▸ Exercise prompt: Please repeat all of the listing exactly.

======== Exercise input ========

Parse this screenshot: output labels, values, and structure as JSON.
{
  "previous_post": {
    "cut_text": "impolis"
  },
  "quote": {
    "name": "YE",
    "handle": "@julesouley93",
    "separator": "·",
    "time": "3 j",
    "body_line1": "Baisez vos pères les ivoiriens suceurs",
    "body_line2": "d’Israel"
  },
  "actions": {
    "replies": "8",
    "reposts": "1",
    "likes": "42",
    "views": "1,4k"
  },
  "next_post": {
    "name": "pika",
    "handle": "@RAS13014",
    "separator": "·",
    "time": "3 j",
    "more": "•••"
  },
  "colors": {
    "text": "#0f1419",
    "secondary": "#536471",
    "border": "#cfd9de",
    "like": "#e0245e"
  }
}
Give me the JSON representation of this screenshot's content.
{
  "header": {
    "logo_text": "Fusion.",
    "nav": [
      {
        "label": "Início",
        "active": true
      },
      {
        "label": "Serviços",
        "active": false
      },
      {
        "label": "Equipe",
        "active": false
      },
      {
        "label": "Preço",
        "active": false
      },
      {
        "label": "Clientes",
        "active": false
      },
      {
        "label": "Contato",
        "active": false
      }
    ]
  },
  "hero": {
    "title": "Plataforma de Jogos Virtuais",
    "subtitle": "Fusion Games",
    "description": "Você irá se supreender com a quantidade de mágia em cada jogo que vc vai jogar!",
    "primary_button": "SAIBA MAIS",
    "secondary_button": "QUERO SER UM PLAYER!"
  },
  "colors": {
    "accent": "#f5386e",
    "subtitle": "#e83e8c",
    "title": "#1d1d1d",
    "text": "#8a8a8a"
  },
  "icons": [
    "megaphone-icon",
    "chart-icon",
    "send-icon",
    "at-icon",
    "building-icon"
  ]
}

========

▸ Task solution:
Parse this screenshot: output labels, values, and structure as JSON.
{
  "previous_post": {
    "cut_text": "impolis"
  },
  "quote": {
    "name": "YE",
    "handle": "@julesouley93",
    "separator": "·",
    "time": "3 j",
    "body_line1": "Baisez vos pères les ivoiriens suceurs",
    "body_line2": "d’Israel"
  },
  "actions": {
    "replies": "8",
    "reposts": "1",
    "likes": "42",
    "views": "1,4k"
  },
  "next_post": {
    "name": "pika",
    "handle": "@RAS13014",
    "separator": "·",
    "time": "3 j",
    "more": "•••"
  },
  "colors": {
    "text": "#0f1419",
    "secondary": "#536471",
    "border": "#cfd9de",
    "like": "#e0245e"
  }
}
Give me the JSON representation of this screenshot's content.
{
  "header": {
    "logo_text": "Fusion.",
    "nav": [
      {
        "label": "Início",
        "active": true
      },
      {
        "label": "Serviços",
        "active": false
      },
      {
        "label": "Equipe",
        "active": false
      },
      {
        "label": "Preço",
        "active": false
      },
      {
        "label": "Clientes",
        "active": false
      },
      {
        "label": "Contato",
        "active": false
      }
    ]
  },
  "hero": {
    "title": "Plataforma de Jogos Virtuais",
    "subtitle": "Fusion Games",
    "description": "Você irá se supreender com a quantidade de mágia em cada jogo que vc vai jogar!",
    "primary_button": "SAIBA MAIS",
    "secondary_button": "QUERO SER UM PLAYER!"
  },
  "colors": {
    "accent": "#f5386e",
    "subtitle": "#e83e8c",
    "title": "#1d1d1d",
    "text": "#8a8a8a"
  },
  "icons": [
    "megaphone-icon",
    "chart-icon",
    "send-icon",
    "at-icon",
    "building-icon"
  ]
}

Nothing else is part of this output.